Output every line of the data exactly as it appears.

Saved entries:
============================================================

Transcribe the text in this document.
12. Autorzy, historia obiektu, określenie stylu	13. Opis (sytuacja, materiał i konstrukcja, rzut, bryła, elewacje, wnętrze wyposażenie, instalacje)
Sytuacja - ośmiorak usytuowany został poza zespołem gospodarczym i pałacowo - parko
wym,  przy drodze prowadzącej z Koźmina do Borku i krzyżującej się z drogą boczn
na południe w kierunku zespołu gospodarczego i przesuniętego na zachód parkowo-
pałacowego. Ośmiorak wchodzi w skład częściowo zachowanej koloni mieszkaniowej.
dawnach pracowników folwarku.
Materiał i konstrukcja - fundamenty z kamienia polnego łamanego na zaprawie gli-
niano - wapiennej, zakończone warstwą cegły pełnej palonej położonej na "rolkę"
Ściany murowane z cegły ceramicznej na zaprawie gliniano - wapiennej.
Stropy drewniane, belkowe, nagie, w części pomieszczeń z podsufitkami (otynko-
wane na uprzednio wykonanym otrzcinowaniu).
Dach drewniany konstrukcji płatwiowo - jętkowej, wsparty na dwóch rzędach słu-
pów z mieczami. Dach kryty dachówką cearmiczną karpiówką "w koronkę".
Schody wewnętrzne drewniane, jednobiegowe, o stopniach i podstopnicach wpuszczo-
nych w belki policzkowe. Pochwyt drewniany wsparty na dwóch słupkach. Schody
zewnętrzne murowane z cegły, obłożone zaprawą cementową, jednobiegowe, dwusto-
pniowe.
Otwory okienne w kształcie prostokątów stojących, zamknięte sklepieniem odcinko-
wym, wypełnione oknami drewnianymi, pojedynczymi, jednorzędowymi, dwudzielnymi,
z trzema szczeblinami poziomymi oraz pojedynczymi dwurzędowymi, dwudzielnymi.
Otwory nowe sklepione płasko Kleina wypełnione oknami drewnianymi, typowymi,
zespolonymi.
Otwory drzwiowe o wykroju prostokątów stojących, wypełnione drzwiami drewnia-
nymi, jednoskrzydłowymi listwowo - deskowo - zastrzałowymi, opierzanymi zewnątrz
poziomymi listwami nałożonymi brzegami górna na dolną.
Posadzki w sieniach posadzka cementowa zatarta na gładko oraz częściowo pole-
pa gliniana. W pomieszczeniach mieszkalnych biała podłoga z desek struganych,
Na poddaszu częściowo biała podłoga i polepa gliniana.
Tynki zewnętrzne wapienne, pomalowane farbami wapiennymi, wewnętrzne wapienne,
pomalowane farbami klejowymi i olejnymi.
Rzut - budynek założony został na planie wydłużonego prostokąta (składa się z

============================================================

◆ SOLVED PROBLEM
Transcribe the text in this document.
12. Autorzy, historia obiektu, określenie stylu	13. Opis (sytuacja, materiał i konstrukcja, rzut, bryła, elewacje, wnętrze wyposażenie, instalacje)
Sytuacja - ośmiorak usytuowany został poza zespołem gospodarczym i pałacowo - parko
wym,  przy drodze prowadzącej z Koźmina do Borku i krzyżującej się z drogą boczn
na południe w kierunku zespołu gospodarczego i przesuniętego na zachód parkowo-
pałacowego. Ośmiorak wchodzi w skład częściowo zachowanej koloni mieszkaniowej.
dawnach pracowników folwarku.
Materiał i konstrukcja - fundamenty z kamienia polnego łamanego na zaprawie gli-
niano - wapiennej, zakończone warstwą cegły pełnej palonej położonej na "rolkę"
Ściany murowane z cegły ceramicznej na zaprawie gliniano - wapiennej.
Stropy drewniane, belkowe, nagie, w części pomieszczeń z podsufitkami (otynko-
wane na uprzednio wykonanym otrzcinowaniu).
Dach drewniany konstrukcji płatwiowo - jętkowej, wsparty na dwóch rzędach słu-
pów z mieczami. Dach kryty dachówką cearmiczną karpiówką "w koronkę".
Schody wewnętrzne drewniane, jednobiegowe, o stopniach i podstopnicach wpuszczo-
nych w belki policzkowe. Pochwyt drewniany wsparty na dwóch słupkach. Schody
zewnętrzne murowane z cegły, obłożone zaprawą cementową, jednobiegowe, dwusto-
pniowe.
Otwory okienne w kształcie prostokątów stojących, zamknięte sklepieniem odcinko-
wym, wypełnione oknami drewnianymi, pojedynczymi, jednorzędowymi, dwudzielnymi,
z trzema szczeblinami poziomymi oraz pojedynczymi dwurzędowymi, dwudzielnymi.
Otwory nowe sklepione płasko Kleina wypełnione oknami drewnianymi, typowymi,
zespolonymi.
Otwory drzwiowe o wykroju prostokątów stojących, wypełnione drzwiami drewnia-
nymi, jednoskrzydłowymi listwowo - deskowo - zastrzałowymi, opierzanymi zewnątrz
poziomymi listwami nałożonymi brzegami górna na dolną.
Posadzki w sieniach posadzka cementowa zatarta na gładko oraz częściowo pole-
pa gliniana. W pomieszczeniach mieszkalnych biała podłoga z desek struganych,
Na poddaszu częściowo biała podłoga i polepa gliniana.
Tynki zewnętrzne wapienne, pomalowane farbami wapiennymi, wewnętrzne wapienne,
pomalowane farbami klejowymi i olejnymi.
Rzut - budynek założony został na planie wydłużonego prostokąta (składa się z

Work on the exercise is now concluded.